Instruction: Are you able to retype all the records below exactly?

Dataset records:
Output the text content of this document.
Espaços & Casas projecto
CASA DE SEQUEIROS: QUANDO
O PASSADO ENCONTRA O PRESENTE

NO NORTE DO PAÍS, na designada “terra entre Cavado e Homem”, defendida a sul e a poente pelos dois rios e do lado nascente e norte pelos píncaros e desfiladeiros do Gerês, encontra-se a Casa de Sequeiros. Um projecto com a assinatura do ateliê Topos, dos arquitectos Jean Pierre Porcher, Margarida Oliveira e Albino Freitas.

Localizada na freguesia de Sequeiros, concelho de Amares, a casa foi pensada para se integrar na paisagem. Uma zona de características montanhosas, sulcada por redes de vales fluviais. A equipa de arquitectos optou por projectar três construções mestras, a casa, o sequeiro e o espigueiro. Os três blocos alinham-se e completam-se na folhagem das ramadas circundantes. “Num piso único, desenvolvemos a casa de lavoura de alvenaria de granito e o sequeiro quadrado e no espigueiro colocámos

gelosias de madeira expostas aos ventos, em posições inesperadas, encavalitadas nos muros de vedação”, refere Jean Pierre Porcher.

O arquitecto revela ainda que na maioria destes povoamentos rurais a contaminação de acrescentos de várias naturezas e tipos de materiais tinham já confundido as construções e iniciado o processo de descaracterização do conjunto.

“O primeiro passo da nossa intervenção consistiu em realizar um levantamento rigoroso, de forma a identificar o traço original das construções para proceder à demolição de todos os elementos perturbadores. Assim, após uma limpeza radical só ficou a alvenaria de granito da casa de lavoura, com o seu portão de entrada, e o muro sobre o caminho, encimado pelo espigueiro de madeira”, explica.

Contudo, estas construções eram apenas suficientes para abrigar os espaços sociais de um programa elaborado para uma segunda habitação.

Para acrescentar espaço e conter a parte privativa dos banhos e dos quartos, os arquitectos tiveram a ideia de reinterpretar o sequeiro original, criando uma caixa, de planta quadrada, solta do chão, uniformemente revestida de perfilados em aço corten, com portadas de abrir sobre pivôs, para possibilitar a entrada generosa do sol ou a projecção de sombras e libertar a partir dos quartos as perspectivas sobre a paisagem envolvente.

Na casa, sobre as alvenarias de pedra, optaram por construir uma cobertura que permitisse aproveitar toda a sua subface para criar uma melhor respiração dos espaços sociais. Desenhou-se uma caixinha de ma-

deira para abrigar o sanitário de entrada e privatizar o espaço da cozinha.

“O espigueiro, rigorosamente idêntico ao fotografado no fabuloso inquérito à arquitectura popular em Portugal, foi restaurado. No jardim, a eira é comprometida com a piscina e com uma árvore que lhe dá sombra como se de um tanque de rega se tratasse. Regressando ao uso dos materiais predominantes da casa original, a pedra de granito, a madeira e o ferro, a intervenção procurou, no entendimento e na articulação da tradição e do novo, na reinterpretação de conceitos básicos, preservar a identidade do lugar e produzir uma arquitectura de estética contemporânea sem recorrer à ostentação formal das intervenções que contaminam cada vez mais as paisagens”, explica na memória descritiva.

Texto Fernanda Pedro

Answer:
Output the text content of this document.
Espaços & Casas projecto
CASA DE SEQUEIROS: QUANDO
O PASSADO ENCONTRA O PRESENTE

NO NORTE DO PAÍS, na designada “terra entre Cavado e Homem”, defendida a sul e a poente pelos dois rios e do lado nascente e norte pelos píncaros e desfiladeiros do Gerês, encontra-se a Casa de Sequeiros. Um projecto com a assinatura do ateliê Topos, dos arquitectos Jean Pierre Porcher, Margarida Oliveira e Albino Freitas.

Localizada na freguesia de Sequeiros, concelho de Amares, a casa foi pensada para se integrar na paisagem. Uma zona de características montanhosas, sulcada por redes de vales fluviais. A equipa de arquitectos optou por projectar três construções mestras, a casa, o sequeiro e o espigueiro. Os três blocos alinham-se e completam-se na folhagem das ramadas circundantes. “Num piso único, desenvolvemos a casa de lavoura de alvenaria de granito e o sequeiro quadrado e no espigueiro colocámos

gelosias de madeira expostas aos ventos, em posições inesperadas, encavalitadas nos muros de vedação”, refere Jean Pierre Porcher.

O arquitecto revela ainda que na maioria destes povoamentos rurais a contaminação de acrescentos de várias naturezas e tipos de materiais tinham já confundido as construções e iniciado o processo de descaracterização do conjunto.

“O primeiro passo da nossa intervenção consistiu em realizar um levantamento rigoroso, de forma a identificar o traço original das construções para proceder à demolição de todos os elementos perturbadores. Assim, após uma limpeza radical só ficou a alvenaria de granito da casa de lavoura, com o seu portão de entrada, e o muro sobre o caminho, encimado pelo espigueiro de madeira”, explica.

Contudo, estas construções eram apenas suficientes para abrigar os espaços sociais de um programa elaborado para uma segunda habitação.

Para acrescentar espaço e conter a parte privativa dos banhos e dos quartos, os arquitectos tiveram a ideia de reinterpretar o sequeiro original, criando uma caixa, de planta quadrada, solta do chão, uniformemente revestida de perfilados em aço corten, com portadas de abrir sobre pivôs, para possibilitar a entrada generosa do sol ou a projecção de sombras e libertar a partir dos quartos as perspectivas sobre a paisagem envolvente.

Na casa, sobre as alvenarias de pedra, optaram por construir uma cobertura que permitisse aproveitar toda a sua subface para criar uma melhor respiração dos espaços sociais. Desenhou-se uma caixinha de ma-

deira para abrigar o sanitário de entrada e privatizar o espaço da cozinha.

“O espigueiro, rigorosamente idêntico ao fotografado no fabuloso inquérito à arquitectura popular em Portugal, foi restaurado. No jardim, a eira é comprometida com a piscina e com uma árvore que lhe dá sombra como se de um tanque de rega se tratasse. Regressando ao uso dos materiais predominantes da casa original, a pedra de granito, a madeira e o ferro, a intervenção procurou, no entendimento e na articulação da tradição e do novo, na reinterpretação de conceitos básicos, preservar a identidade do lugar e produzir uma arquitectura de estética contemporânea sem recorrer à ostentação formal das intervenções que contaminam cada vez mais as paisagens”, explica na memória descritiva.

Texto Fernanda Pedro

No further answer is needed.